**STATED EXERCISE**. Print each of the entries exactly, leaving nothing out.

───── AVAILABLE RECORDS

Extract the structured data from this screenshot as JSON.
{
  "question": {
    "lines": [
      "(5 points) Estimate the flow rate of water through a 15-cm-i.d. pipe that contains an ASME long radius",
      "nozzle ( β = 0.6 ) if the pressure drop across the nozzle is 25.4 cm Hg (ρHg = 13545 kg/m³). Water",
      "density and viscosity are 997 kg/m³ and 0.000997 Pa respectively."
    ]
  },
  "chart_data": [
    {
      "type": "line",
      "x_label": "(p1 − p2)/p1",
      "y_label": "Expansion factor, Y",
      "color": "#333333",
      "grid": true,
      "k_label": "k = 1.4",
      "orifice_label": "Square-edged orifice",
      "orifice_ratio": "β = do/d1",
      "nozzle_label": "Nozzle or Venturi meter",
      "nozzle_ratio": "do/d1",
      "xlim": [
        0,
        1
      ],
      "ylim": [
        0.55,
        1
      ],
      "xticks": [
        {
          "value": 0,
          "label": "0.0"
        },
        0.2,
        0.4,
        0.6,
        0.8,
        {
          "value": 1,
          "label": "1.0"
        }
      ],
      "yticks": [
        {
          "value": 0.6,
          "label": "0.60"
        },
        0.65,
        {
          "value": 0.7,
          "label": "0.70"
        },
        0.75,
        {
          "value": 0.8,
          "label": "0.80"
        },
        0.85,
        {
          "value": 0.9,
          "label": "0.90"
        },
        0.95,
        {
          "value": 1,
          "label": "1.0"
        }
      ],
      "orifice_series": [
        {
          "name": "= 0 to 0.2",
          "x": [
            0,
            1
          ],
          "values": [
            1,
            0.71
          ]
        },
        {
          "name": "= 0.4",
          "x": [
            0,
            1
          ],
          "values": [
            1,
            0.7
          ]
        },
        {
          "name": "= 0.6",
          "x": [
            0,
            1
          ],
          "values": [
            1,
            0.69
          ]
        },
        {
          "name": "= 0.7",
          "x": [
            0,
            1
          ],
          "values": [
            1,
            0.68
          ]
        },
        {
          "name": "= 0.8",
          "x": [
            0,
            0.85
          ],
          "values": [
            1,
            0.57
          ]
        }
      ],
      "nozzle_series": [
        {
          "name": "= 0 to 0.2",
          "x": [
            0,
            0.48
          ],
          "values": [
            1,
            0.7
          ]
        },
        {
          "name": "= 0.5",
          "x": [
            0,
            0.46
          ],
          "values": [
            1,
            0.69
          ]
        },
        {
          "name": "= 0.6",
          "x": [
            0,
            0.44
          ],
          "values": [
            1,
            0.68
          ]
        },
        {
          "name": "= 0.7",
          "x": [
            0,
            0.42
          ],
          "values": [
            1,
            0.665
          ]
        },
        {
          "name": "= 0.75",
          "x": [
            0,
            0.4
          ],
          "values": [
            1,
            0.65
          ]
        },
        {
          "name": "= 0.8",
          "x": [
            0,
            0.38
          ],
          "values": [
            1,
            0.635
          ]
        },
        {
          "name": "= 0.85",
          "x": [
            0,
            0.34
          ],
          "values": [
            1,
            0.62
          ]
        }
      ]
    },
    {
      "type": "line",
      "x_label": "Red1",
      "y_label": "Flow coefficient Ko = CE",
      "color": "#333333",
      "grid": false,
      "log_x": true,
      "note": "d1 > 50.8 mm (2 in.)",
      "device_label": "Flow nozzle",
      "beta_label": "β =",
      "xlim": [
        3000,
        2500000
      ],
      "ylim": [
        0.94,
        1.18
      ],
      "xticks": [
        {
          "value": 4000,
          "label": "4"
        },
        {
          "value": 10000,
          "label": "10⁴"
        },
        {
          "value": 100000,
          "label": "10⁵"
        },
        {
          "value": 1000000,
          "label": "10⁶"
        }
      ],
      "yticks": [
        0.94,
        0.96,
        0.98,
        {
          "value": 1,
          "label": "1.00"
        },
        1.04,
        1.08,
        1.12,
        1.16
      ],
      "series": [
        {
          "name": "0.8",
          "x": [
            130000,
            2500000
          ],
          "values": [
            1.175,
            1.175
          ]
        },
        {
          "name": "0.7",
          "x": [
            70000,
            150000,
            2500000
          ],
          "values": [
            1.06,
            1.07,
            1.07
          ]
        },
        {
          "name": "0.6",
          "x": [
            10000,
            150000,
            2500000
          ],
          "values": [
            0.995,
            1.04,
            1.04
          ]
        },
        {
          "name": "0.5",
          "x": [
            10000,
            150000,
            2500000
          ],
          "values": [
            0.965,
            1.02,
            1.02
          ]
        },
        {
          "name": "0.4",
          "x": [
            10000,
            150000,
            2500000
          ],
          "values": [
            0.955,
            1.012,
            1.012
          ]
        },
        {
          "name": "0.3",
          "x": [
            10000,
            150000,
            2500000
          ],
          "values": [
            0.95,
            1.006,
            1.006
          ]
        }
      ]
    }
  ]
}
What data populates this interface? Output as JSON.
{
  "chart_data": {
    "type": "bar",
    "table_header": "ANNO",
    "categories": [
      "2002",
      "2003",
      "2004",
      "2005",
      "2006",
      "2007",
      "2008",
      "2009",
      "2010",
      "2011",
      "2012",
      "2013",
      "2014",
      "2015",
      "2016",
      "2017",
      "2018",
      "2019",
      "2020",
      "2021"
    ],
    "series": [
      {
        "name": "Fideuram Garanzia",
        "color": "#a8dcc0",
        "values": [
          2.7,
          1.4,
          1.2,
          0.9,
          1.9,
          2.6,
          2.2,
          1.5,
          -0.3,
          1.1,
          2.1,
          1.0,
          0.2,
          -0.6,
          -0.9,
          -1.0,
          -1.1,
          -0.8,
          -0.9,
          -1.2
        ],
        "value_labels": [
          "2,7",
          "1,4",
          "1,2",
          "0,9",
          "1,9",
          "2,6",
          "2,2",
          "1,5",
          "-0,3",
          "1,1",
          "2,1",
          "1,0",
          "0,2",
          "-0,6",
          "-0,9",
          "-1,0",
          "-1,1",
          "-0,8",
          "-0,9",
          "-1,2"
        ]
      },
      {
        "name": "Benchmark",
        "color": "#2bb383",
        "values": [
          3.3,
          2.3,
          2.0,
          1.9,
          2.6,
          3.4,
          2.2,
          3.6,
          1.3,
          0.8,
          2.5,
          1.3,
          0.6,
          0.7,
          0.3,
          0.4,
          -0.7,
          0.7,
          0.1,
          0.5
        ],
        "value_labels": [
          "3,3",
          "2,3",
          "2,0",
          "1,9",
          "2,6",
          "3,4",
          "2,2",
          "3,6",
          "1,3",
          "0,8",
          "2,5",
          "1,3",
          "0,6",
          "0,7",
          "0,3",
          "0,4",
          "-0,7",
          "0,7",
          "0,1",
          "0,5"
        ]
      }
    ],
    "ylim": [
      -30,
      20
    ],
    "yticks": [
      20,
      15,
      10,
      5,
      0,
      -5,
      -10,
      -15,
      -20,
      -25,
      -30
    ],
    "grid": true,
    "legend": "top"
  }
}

──────────

**RESPONSE BELOW**.
Extract the structured data from this screenshot as JSON.
{
  "question": {
    "lines": [
      "(5 points) Estimate the flow rate of water through a 15-cm-i.d. pipe that contains an ASME long radius",
      "nozzle ( β = 0.6 ) if the pressure drop across the nozzle is 25.4 cm Hg (ρHg = 13545 kg/m³). Water",
      "density and viscosity are 997 kg/m³ and 0.000997 Pa respectively."
    ]
  },
  "chart_data": [
    {
      "type": "line",
      "x_label": "(p1 − p2)/p1",
      "y_label": "Expansion factor, Y",
      "color": "#333333",
      "grid": true,
      "k_label": "k = 1.4",
      "orifice_label": "Square-edged orifice",
      "orifice_ratio": "β = do/d1",
      "nozzle_label": "Nozzle or Venturi meter",
      "nozzle_ratio": "do/d1",
      "xlim": [
        0,
        1
      ],
      "ylim": [
        0.55,
        1
      ],
      "xticks": [
        {
          "value": 0,
          "label": "0.0"
        },
        0.2,
        0.4,
        0.6,
        0.8,
        {
          "value": 1,
          "label": "1.0"
        }
      ],
      "yticks": [
        {
          "value": 0.6,
          "label": "0.60"
        },
        0.65,
        {
          "value": 0.7,
          "label": "0.70"
        },
        0.75,
        {
          "value": 0.8,
          "label": "0.80"
        },
        0.85,
        {
          "value": 0.9,
          "label": "0.90"
        },
        0.95,
        {
          "value": 1,
          "label": "1.0"
        }
      ],
      "orifice_series": [
        {
          "name": "= 0 to 0.2",
          "x": [
            0,
            1
          ],
          "values": [
            1,
            0.71
          ]
        },
        {
          "name": "= 0.4",
          "x": [
            0,
            1
          ],
          "values": [
            1,
            0.7
          ]
        },
        {
          "name": "= 0.6",
          "x": [
            0,
            1
          ],
          "values": [
            1,
            0.69
          ]
        },
        {
          "name": "= 0.7",
          "x": [
            0,
            1
          ],
          "values": [
            1,
            0.68
          ]
        },
        {
          "name": "= 0.8",
          "x": [
            0,
            0.85
          ],
          "values": [
            1,
            0.57
          ]
        }
      ],
      "nozzle_series": [
        {
          "name": "= 0 to 0.2",
          "x": [
            0,
            0.48
          ],
          "values": [
            1,
            0.7
          ]
        },
        {
          "name": "= 0.5",
          "x": [
            0,
            0.46
          ],
          "values": [
            1,
            0.69
          ]
        },
        {
          "name": "= 0.6",
          "x": [
            0,
            0.44
          ],
          "values": [
            1,
            0.68
          ]
        },
        {
          "name": "= 0.7",
          "x": [
            0,
            0.42
          ],
          "values": [
            1,
            0.665
          ]
        },
        {
          "name": "= 0.75",
          "x": [
            0,
            0.4
          ],
          "values": [
            1,
            0.65
          ]
        },
        {
          "name": "= 0.8",
          "x": [
            0,
            0.38
          ],
          "values": [
            1,
            0.635
          ]
        },
        {
          "name": "= 0.85",
          "x": [
            0,
            0.34
          ],
          "values": [
            1,
            0.62
          ]
        }
      ]
    },
    {
      "type": "line",
      "x_label": "Red1",
      "y_label": "Flow coefficient Ko = CE",
      "color": "#333333",
      "grid": false,
      "log_x": true,
      "note": "d1 > 50.8 mm (2 in.)",
      "device_label": "Flow nozzle",
      "beta_label": "β =",
      "xlim": [
        3000,
        2500000
      ],
      "ylim": [
        0.94,
        1.18
      ],
      "xticks": [
        {
          "value": 4000,
          "label": "4"
        },
        {
          "value": 10000,
          "label": "10⁴"
        },
        {
          "value": 100000,
          "label": "10⁵"
        },
        {
          "value": 1000000,
          "label": "10⁶"
        }
      ],
      "yticks": [
        0.94,
        0.96,
        0.98,
        {
          "value": 1,
          "label": "1.00"
        },
        1.04,
        1.08,
        1.12,
        1.16
      ],
      "series": [
        {
          "name": "0.8",
          "x": [
            130000,
            2500000
          ],
          "values": [
            1.175,
            1.175
          ]
        },
        {
          "name": "0.7",
          "x": [
            70000,
            150000,
            2500000
          ],
          "values": [
            1.06,
            1.07,
            1.07
          ]
        },
        {
          "name": "0.6",
          "x": [
            10000,
            150000,
            2500000
          ],
          "values": [
            0.995,
            1.04,
            1.04
          ]
        },
        {
          "name": "0.5",
          "x": [
            10000,
            150000,
            2500000
          ],
          "values": [
            0.965,
            1.02,
            1.02
          ]
        },
        {
          "name": "0.4",
          "x": [
            10000,
            150000,
            2500000
          ],
          "values": [
            0.955,
            1.012,
            1.012
          ]
        },
        {
          "name": "0.3",
          "x": [
            10000,
            150000,
            2500000
          ],
          "values": [
            0.95,
            1.006,
            1.006
          ]
        }
      ]
    }
  ]
}
What data populates this interface? Output as JSON.
{
  "chart_data": {
    "type": "bar",
    "table_header": "ANNO",
    "categories": [
      "2002",
      "2003",
      "2004",
      "2005",
      "2006",
      "2007",
      "2008",
      "2009",
      "2010",
      "2011",
      "2012",
      "2013",
      "2014",
      "2015",
      "2016",
      "2017",
      "2018",
      "2019",
      "2020",
      "2021"
    ],
    "series": [
      {
        "name": "Fideuram Garanzia",
        "color": "#a8dcc0",
        "values": [
          2.7,
          1.4,
          1.2,
          0.9,
          1.9,
          2.6,
          2.2,
          1.5,
          -0.3,
          1.1,
          2.1,
          1.0,
          0.2,
          -0.6,
          -0.9,
          -1.0,
          -1.1,
          -0.8,
          -0.9,
          -1.2
        ],
        "value_labels": [
          "2,7",
          "1,4",
          "1,2",
          "0,9",
          "1,9",
          "2,6",
          "2,2",
          "1,5",
          "-0,3",
          "1,1",
          "2,1",
          "1,0",
          "0,2",
          "-0,6",
          "-0,9",
          "-1,0",
          "-1,1",
          "-0,8",
          "-0,9",
          "-1,2"
        ]
      },
      {
        "name": "Benchmark",
        "color": "#2bb383",
        "values": [
          3.3,
          2.3,
          2.0,
          1.9,
          2.6,
          3.4,
          2.2,
          3.6,
          1.3,
          0.8,
          2.5,
          1.3,
          0.6,
          0.7,
          0.3,
          0.4,
          -0.7,
          0.7,
          0.1,
          0.5
        ],
        "value_labels": [
          "3,3",
          "2,3",
          "2,0",
          "1,9",
          "2,6",
          "3,4",
          "2,2",
          "3,6",
          "1,3",
          "0,8",
          "2,5",
          "1,3",
          "0,6",
          "0,7",
          "0,3",
          "0,4",
          "-0,7",
          "0,7",
          "0,1",
          "0,5"
        ]
      }
    ],
    "ylim": [
      -30,
      20
    ],
    "yticks": [
      20,
      15,
      10,
      5,
      0,
      -5,
      -10,
      -15,
      -20,
      -25,
      -30
    ],
    "grid": true,
    "legend": "top"
  }
}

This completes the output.